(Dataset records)
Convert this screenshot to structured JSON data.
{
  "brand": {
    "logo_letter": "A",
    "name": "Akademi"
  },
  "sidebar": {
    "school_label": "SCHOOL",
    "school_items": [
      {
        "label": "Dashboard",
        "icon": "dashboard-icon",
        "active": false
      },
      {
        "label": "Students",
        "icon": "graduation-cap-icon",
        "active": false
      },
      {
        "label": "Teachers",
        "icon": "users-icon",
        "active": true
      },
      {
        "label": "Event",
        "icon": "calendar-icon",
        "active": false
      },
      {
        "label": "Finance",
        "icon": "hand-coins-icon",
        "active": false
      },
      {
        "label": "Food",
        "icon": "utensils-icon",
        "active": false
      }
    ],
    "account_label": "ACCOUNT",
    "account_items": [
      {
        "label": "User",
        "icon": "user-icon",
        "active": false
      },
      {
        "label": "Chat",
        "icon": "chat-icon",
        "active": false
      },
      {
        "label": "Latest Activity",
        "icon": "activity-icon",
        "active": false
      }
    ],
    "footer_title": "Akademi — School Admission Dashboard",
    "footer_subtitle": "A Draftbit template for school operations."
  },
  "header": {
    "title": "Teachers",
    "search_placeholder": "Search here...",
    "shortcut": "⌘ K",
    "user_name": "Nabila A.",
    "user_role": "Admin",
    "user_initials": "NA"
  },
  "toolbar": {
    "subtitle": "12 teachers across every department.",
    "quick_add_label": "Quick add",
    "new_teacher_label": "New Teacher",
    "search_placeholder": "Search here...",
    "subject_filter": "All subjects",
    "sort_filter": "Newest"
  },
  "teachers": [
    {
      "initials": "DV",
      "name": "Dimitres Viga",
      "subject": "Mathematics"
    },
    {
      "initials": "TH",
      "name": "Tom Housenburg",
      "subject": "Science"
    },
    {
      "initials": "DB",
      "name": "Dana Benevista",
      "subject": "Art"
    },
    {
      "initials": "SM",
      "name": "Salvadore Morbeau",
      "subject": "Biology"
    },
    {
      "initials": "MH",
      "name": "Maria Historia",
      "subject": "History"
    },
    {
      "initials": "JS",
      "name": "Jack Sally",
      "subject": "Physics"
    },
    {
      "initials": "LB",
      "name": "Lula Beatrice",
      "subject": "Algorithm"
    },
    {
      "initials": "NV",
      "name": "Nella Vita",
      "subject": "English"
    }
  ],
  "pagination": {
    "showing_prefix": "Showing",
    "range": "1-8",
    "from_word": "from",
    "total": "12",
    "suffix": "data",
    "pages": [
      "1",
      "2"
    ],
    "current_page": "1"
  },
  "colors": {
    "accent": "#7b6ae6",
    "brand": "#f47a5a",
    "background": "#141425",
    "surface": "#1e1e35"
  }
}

◆ Your task
Repeat the data above exactly.

◆ Solution
Convert this screenshot to structured JSON data.
{
  "brand": {
    "logo_letter": "A",
    "name": "Akademi"
  },
  "sidebar": {
    "school_label": "SCHOOL",
    "school_items": [
      {
        "label": "Dashboard",
        "icon": "dashboard-icon",
        "active": false
      },
      {
        "label": "Students",
        "icon": "graduation-cap-icon",
        "active": false
      },
      {
        "label": "Teachers",
        "icon": "users-icon",
        "active": true
      },
      {
        "label": "Event",
        "icon": "calendar-icon",
        "active": false
      },
      {
        "label": "Finance",
        "icon": "hand-coins-icon",
        "active": false
      },
      {
        "label": "Food",
        "icon": "utensils-icon",
        "active": false
      }
    ],
    "account_label": "ACCOUNT",
    "account_items": [
      {
        "label": "User",
        "icon": "user-icon",
        "active": false
      },
      {
        "label": "Chat",
        "icon": "chat-icon",
        "active": false
      },
      {
        "label": "Latest Activity",
        "icon": "activity-icon",
        "active": false
      }
    ],
    "footer_title": "Akademi — School Admission Dashboard",
    "footer_subtitle": "A Draftbit template for school operations."
  },
  "header": {
    "title": "Teachers",
    "search_placeholder": "Search here...",
    "shortcut": "⌘ K",
    "user_name": "Nabila A.",
    "user_role": "Admin",
    "user_initials": "NA"
  },
  "toolbar": {
    "subtitle": "12 teachers across every department.",
    "quick_add_label": "Quick add",
    "new_teacher_label": "New Teacher",
    "search_placeholder": "Search here...",
    "subject_filter": "All subjects",
    "sort_filter": "Newest"
  },
  "teachers": [
    {
      "initials": "DV",
      "name": "Dimitres Viga",
      "subject": "Mathematics"
    },
    {
      "initials": "TH",
      "name": "Tom Housenburg",
      "subject": "Science"
    },
    {
      "initials": "DB",
      "name": "Dana Benevista",
      "subject": "Art"
    },
    {
      "initials": "SM",
      "name": "Salvadore Morbeau",
      "subject": "Biology"
    },
    {
      "initials": "MH",
      "name": "Maria Historia",
      "subject": "History"
    },
    {
      "initials": "JS",
      "name": "Jack Sally",
      "subject": "Physics"
    },
    {
      "initials": "LB",
      "name": "Lula Beatrice",
      "subject": "Algorithm"
    },
    {
      "initials": "NV",
      "name": "Nella Vita",
      "subject": "English"
    }
  ],
  "pagination": {
    "showing_prefix": "Showing",
    "range": "1-8",
    "from_word": "from",
    "total": "12",
    "suffix": "data",
    "pages": [
      "1",
      "2"
    ],
    "current_page": "1"
  },
  "colors": {
    "accent": "#7b6ae6",
    "brand": "#f47a5a",
    "background": "#141425",
    "surface": "#1e1e35"
  }
}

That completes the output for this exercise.